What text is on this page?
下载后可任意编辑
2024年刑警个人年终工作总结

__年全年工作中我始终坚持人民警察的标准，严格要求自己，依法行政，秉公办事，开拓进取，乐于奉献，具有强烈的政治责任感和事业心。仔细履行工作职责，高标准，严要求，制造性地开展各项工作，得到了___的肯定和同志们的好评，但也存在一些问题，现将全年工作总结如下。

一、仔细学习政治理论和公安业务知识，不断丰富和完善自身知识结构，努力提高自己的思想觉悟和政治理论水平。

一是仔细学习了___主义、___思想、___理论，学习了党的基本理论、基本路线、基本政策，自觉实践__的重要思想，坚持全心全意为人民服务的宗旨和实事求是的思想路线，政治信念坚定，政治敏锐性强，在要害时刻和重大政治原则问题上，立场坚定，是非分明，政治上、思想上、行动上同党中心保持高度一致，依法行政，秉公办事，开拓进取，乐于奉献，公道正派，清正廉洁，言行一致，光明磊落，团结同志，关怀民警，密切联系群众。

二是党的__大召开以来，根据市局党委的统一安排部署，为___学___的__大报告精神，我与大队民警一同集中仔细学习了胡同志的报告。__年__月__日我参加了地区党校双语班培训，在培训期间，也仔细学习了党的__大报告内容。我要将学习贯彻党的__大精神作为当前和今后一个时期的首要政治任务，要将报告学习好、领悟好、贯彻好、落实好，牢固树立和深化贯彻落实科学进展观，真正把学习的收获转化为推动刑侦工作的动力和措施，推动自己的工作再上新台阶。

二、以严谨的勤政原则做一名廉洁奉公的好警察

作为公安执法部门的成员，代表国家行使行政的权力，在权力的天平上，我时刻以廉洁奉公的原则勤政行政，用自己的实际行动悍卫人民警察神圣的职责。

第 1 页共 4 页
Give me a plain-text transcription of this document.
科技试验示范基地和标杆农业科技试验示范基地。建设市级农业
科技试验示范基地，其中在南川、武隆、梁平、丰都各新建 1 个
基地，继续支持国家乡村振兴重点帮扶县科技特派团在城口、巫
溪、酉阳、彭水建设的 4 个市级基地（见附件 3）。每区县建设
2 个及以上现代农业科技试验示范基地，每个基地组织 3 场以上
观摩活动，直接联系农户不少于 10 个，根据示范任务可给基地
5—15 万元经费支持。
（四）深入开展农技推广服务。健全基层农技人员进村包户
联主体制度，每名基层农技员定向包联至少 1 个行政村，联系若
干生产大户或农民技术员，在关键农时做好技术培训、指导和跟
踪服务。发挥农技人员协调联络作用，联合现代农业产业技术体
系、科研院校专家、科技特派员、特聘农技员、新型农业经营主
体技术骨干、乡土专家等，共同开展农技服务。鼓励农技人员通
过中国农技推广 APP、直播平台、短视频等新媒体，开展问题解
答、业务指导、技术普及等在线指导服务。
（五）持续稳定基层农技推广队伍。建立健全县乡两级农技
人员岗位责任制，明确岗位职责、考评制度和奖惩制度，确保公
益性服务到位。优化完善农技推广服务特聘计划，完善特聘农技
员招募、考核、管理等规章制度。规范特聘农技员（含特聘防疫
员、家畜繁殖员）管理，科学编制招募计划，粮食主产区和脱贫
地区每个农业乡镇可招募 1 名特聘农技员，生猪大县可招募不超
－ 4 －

——————

» **INSTRUCTIONS TO FOLLOW**:
Transcribe the material above word for word.

» **ANSWER TO THIS TASK**:
What text is on this page?
下载后可任意编辑
2024年刑警个人年终工作总结

__年全年工作中我始终坚持人民警察的标准，严格要求自己，依法行政，秉公办事，开拓进取，乐于奉献，具有强烈的政治责任感和事业心。仔细履行工作职责，高标准，严要求，制造性地开展各项工作，得到了___的肯定和同志们的好评，但也存在一些问题，现将全年工作总结如下。

一、仔细学习政治理论和公安业务知识，不断丰富和完善自身知识结构，努力提高自己的思想觉悟和政治理论水平。

一是仔细学习了___主义、___思想、___理论，学习了党的基本理论、基本路线、基本政策，自觉实践__的重要思想，坚持全心全意为人民服务的宗旨和实事求是的思想路线，政治信念坚定，政治敏锐性强，在要害时刻和重大政治原则问题上，立场坚定，是非分明，政治上、思想上、行动上同党中心保持高度一致，依法行政，秉公办事，开拓进取，乐于奉献，公道正派，清正廉洁，言行一致，光明磊落，团结同志，关怀民警，密切联系群众。

二是党的__大召开以来，根据市局党委的统一安排部署，为___学___的__大报告精神，我与大队民警一同集中仔细学习了胡同志的报告。__年__月__日我参加了地区党校双语班培训，在培训期间，也仔细学习了党的__大报告内容。我要将学习贯彻党的__大精神作为当前和今后一个时期的首要政治任务，要将报告学习好、领悟好、贯彻好、落实好，牢固树立和深化贯彻落实科学进展观，真正把学习的收获转化为推动刑侦工作的动力和措施，推动自己的工作再上新台阶。

二、以严谨的勤政原则做一名廉洁奉公的好警察

作为公安执法部门的成员，代表国家行使行政的权力，在权力的天平上，我时刻以廉洁奉公的原则勤政行政，用自己的实际行动悍卫人民警察神圣的职责。

第 1 页共 4 页
Give me a plain-text transcription of this document.
科技试验示范基地和标杆农业科技试验示范基地。建设市级农业
科技试验示范基地，其中在南川、武隆、梁平、丰都各新建 1 个
基地，继续支持国家乡村振兴重点帮扶县科技特派团在城口、巫
溪、酉阳、彭水建设的 4 个市级基地（见附件 3）。每区县建设
2 个及以上现代农业科技试验示范基地，每个基地组织 3 场以上
观摩活动，直接联系农户不少于 10 个，根据示范任务可给基地
5—15 万元经费支持。
（四）深入开展农技推广服务。健全基层农技人员进村包户
联主体制度，每名基层农技员定向包联至少 1 个行政村，联系若
干生产大户或农民技术员，在关键农时做好技术培训、指导和跟
踪服务。发挥农技人员协调联络作用，联合现代农业产业技术体
系、科研院校专家、科技特派员、特聘农技员、新型农业经营主
体技术骨干、乡土专家等，共同开展农技服务。鼓励农技人员通
过中国农技推广 APP、直播平台、短视频等新媒体，开展问题解
答、业务指导、技术普及等在线指导服务。
（五）持续稳定基层农技推广队伍。建立健全县乡两级农技
人员岗位责任制，明确岗位职责、考评制度和奖惩制度，确保公
益性服务到位。优化完善农技推广服务特聘计划，完善特聘农技
员招募、考核、管理等规章制度。规范特聘农技员（含特聘防疫
员、家畜繁殖员）管理，科学编制招募计划，粮食主产区和脱贫
地区每个农业乡镇可招募 1 名特聘农技员，生猪大县可招募不超
－ 4 －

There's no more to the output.